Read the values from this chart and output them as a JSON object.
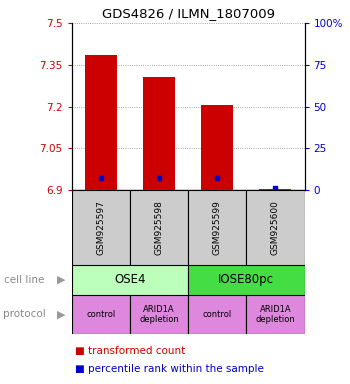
{
  "title": "GDS4826 / ILMN_1807009",
  "samples": [
    "GSM925597",
    "GSM925598",
    "GSM925599",
    "GSM925600"
  ],
  "red_values": [
    7.385,
    7.305,
    7.205,
    6.905
  ],
  "blue_values_pct": [
    7,
    7,
    7,
    1
  ],
  "ylim_left": [
    6.9,
    7.5
  ],
  "ylim_right": [
    0,
    100
  ],
  "left_ticks": [
    6.9,
    7.05,
    7.2,
    7.35,
    7.5
  ],
  "right_ticks": [
    0,
    25,
    50,
    75,
    100
  ],
  "right_tick_labels": [
    "0",
    "25",
    "50",
    "75",
    "100%"
  ],
  "left_color": "#cc0000",
  "right_color": "#0000cc",
  "bar_width": 0.55,
  "cell_line_groups": [
    {
      "label": "OSE4",
      "cols": [
        0,
        1
      ],
      "color": "#bbffbb"
    },
    {
      "label": "IOSE80pc",
      "cols": [
        2,
        3
      ],
      "color": "#44dd44"
    }
  ],
  "protocol_groups": [
    {
      "label": "control",
      "col": 0,
      "color": "#dd88dd"
    },
    {
      "label": "ARID1A\ndepletion",
      "col": 1,
      "color": "#dd88dd"
    },
    {
      "label": "control",
      "col": 2,
      "color": "#dd88dd"
    },
    {
      "label": "ARID1A\ndepletion",
      "col": 3,
      "color": "#dd88dd"
    }
  ],
  "cell_line_label": "cell line",
  "protocol_label": "protocol",
  "legend_red": "transformed count",
  "legend_blue": "percentile rank within the sample",
  "sample_box_color": "#cccccc",
  "base_value": 6.9,
  "background": "#ffffff"
}
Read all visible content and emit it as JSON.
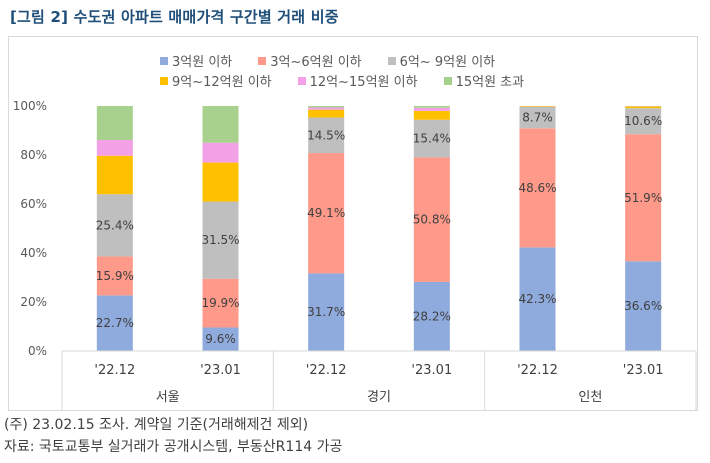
{
  "title": "[그림 2] 수도권 아파트 매매가격 구간별 거래 비중",
  "notes": {
    "line1": "(주) 23.02.15 조사. 계약일 기준(거래해제건 제외)",
    "line2": "자료: 국토교통부 실거래가 공개시스템, 부동산R114 가공"
  },
  "chart_data": {
    "type": "bar",
    "stacked": true,
    "title": "[그림 2] 수도권 아파트 매매가격 구간별 거래 비중",
    "categories": [
      "'22.12",
      "'23.01",
      "'22.12",
      "'23.01",
      "'22.12",
      "'23.01"
    ],
    "groups": [
      {
        "name": "서울",
        "categories": [
          0,
          1
        ]
      },
      {
        "name": "경기",
        "categories": [
          2,
          3
        ]
      },
      {
        "name": "인천",
        "categories": [
          4,
          5
        ]
      }
    ],
    "ylim": [
      0,
      100
    ],
    "yticks": [
      "0%",
      "20%",
      "40%",
      "60%",
      "80%",
      "100%"
    ],
    "legend_position": "top",
    "series": [
      {
        "name": "3억원 이하",
        "color": "#8faadc",
        "values": [
          22.7,
          9.6,
          31.7,
          28.2,
          42.3,
          36.6
        ]
      },
      {
        "name": "3억~6억원 이하",
        "color": "#ff9a8a",
        "values": [
          15.9,
          19.9,
          49.1,
          50.8,
          48.6,
          51.9
        ]
      },
      {
        "name": "6억~ 9억원 이하",
        "color": "#bfbfbf",
        "values": [
          25.4,
          31.5,
          14.5,
          15.4,
          8.7,
          10.6
        ]
      },
      {
        "name": "9억~12억원 이하",
        "color": "#ffc000",
        "values": [
          15.7,
          15.9,
          3.2,
          3.6,
          0.3,
          0.7
        ]
      },
      {
        "name": "12억~15억원 이하",
        "color": "#f4a0e6",
        "values": [
          6.4,
          8.1,
          0.9,
          1.3,
          0.1,
          0.1
        ]
      },
      {
        "name": "15억원 초과",
        "color": "#a9d18e",
        "values": [
          13.9,
          15.0,
          0.6,
          0.7,
          0.0,
          0.1
        ]
      }
    ],
    "labeled_series": [
      0,
      1,
      2
    ],
    "data_labels": [
      [
        "22.7%",
        "9.6%",
        "31.7%",
        "28.2%",
        "42.3%",
        "36.6%"
      ],
      [
        "15.9%",
        "19.9%",
        "49.1%",
        "50.8%",
        "48.6%",
        "51.9%"
      ],
      [
        "25.4%",
        "31.5%",
        "14.5%",
        "15.4%",
        "8.7%",
        "10.6%"
      ]
    ]
  }
}
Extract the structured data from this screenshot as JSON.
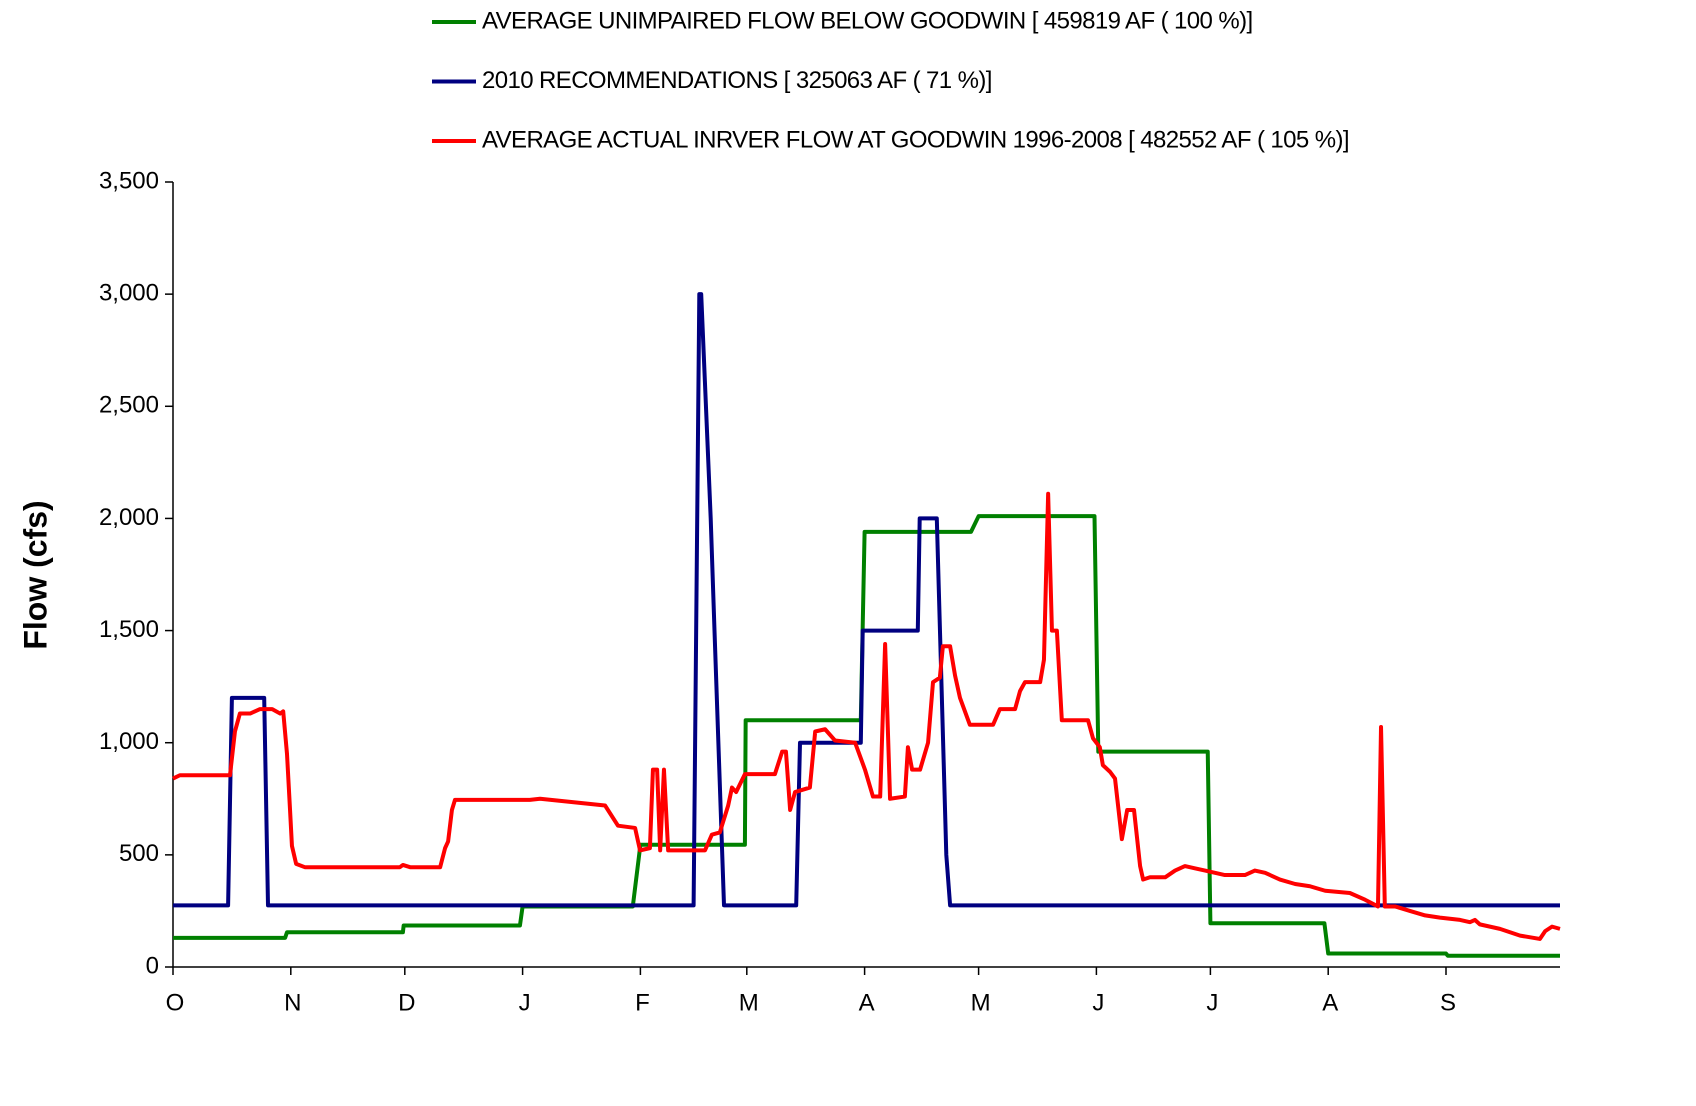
{
  "chart_data": {
    "type": "line",
    "y_label": "Flow (cfs)",
    "xlim": [
      0,
      365
    ],
    "xticks": [
      {
        "value": 0,
        "label": "O"
      },
      {
        "value": 31,
        "label": "N"
      },
      {
        "value": 61,
        "label": "D"
      },
      {
        "value": 92,
        "label": "J"
      },
      {
        "value": 123,
        "label": "F"
      },
      {
        "value": 151,
        "label": "M"
      },
      {
        "value": 182,
        "label": "A"
      },
      {
        "value": 212,
        "label": "M"
      },
      {
        "value": 243,
        "label": "J"
      },
      {
        "value": 273,
        "label": "J"
      },
      {
        "value": 304,
        "label": "A"
      },
      {
        "value": 335,
        "label": "S"
      }
    ],
    "ylim": [
      0,
      3500
    ],
    "yticks": [
      0,
      500,
      {
        "value": 1000,
        "label": "1,000"
      },
      {
        "value": 1500,
        "label": "1,500"
      },
      {
        "value": 2000,
        "label": "2,000"
      },
      {
        "value": 2500,
        "label": "2,500"
      },
      {
        "value": 3000,
        "label": "3,000"
      },
      {
        "value": 3500,
        "label": "3,500"
      }
    ],
    "grid": false,
    "legend": "top",
    "series": [
      {
        "name": "AVERAGE UNIMPAIRED FLOW BELOW GOODWIN [ 459819 AF ( 100 %)]",
        "color": "#008000",
        "x": [
          0,
          29.5,
          30,
          60.5,
          60.7,
          91.3,
          92,
          121,
          123,
          150.5,
          150.7,
          181,
          182,
          210,
          212,
          242.5,
          243.5,
          272.3,
          273,
          303,
          304,
          335,
          335.5,
          365
        ],
        "values": [
          130,
          130,
          155,
          155,
          185,
          185,
          270,
          270,
          545,
          545,
          1100,
          1100,
          1940,
          1940,
          2010,
          2010,
          960,
          960,
          195,
          195,
          60,
          60,
          50,
          50
        ]
      },
      {
        "name": "2010 RECOMMENDATIONS [ 325063 AF ( 71 %)]",
        "color": "#000080",
        "x": [
          0,
          14.5,
          15.5,
          24,
          25,
          137,
          138.5,
          139,
          141.5,
          142.5,
          145,
          164,
          165,
          181,
          181.5,
          196,
          196.5,
          201,
          203.5,
          204.5,
          365
        ],
        "values": [
          275,
          275,
          1200,
          1200,
          275,
          275,
          3000,
          3000,
          2000,
          1500,
          275,
          275,
          1000,
          1000,
          1500,
          1500,
          2000,
          2000,
          500,
          275,
          275
        ]
      },
      {
        "name": "AVERAGE ACTUAL INRVER FLOW AT GOODWIN 1996-2008 [ 482552 AF ( 105 %)]",
        "color": "#ff0000",
        "x": [
          0,
          1.8,
          7.1,
          15,
          16.3,
          17.6,
          20.3,
          22.9,
          26.1,
          28.2,
          29,
          30,
          30.8,
          31.3,
          32.4,
          34.7,
          59.7,
          60.5,
          62.4,
          70.3,
          71.6,
          72.4,
          73.4,
          74.2,
          78.2,
          93.9,
          96.6,
          113.7,
          117.1,
          121.6,
          122.9,
          125.5,
          126.3,
          127.4,
          128.2,
          129.2,
          130.3,
          140,
          141.8,
          143.9,
          146.1,
          147.1,
          148.2,
          150.5,
          158.4,
          160.3,
          161.3,
          162.4,
          163.7,
          167.6,
          169,
          171.6,
          174.2,
          179.5,
          182.1,
          184.2,
          186.1,
          187.4,
          188.7,
          192.6,
          193.4,
          194.5,
          196.6,
          198.7,
          200,
          201.8,
          202.6,
          204.5,
          205.8,
          207.1,
          209.7,
          215.8,
          217.6,
          221.6,
          222.9,
          224.2,
          228.2,
          229.2,
          230.3,
          231.3,
          232.6,
          233.9,
          240.8,
          242.1,
          243.9,
          244.7,
          246.6,
          247.9,
          249.7,
          251.1,
          252.9,
          254.5,
          255.3,
          257.1,
          261.1,
          263.7,
          266.3,
          268.9,
          271.6,
          274.2,
          276.8,
          282.1,
          284.7,
          287.4,
          291.3,
          295.3,
          299.2,
          303.2,
          309.7,
          313.7,
          317.1,
          317.9,
          318.9,
          321.6,
          325.5,
          329.5,
          333.4,
          338.7,
          341.3,
          342.6,
          343.9,
          349.2,
          354.5,
          359.7,
          361.1,
          362.9,
          365
        ],
        "values": [
          840,
          855,
          855,
          855,
          1050,
          1130,
          1130,
          1150,
          1150,
          1130,
          1140,
          950,
          700,
          540,
          460,
          445,
          445,
          455,
          445,
          445,
          530,
          560,
          700,
          745,
          745,
          745,
          750,
          720,
          630,
          620,
          520,
          530,
          880,
          880,
          520,
          880,
          520,
          520,
          590,
          600,
          720,
          800,
          780,
          860,
          860,
          960,
          960,
          700,
          780,
          800,
          1050,
          1060,
          1010,
          1000,
          880,
          760,
          760,
          1440,
          750,
          760,
          980,
          880,
          880,
          1000,
          1270,
          1290,
          1430,
          1430,
          1300,
          1200,
          1080,
          1080,
          1150,
          1150,
          1230,
          1270,
          1270,
          1370,
          2110,
          1500,
          1500,
          1100,
          1100,
          1020,
          980,
          900,
          870,
          840,
          570,
          700,
          700,
          450,
          390,
          400,
          400,
          430,
          450,
          440,
          430,
          420,
          410,
          410,
          430,
          420,
          390,
          370,
          360,
          340,
          330,
          300,
          270,
          1070,
          270,
          270,
          250,
          230,
          220,
          210,
          200,
          210,
          190,
          170,
          140,
          125,
          160,
          180,
          170
        ]
      }
    ]
  }
}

┄┄┄┄┄┄┄┄┄┄

● The exercise
State only the count of lines above that hold the string "title".

● Solved exercise
3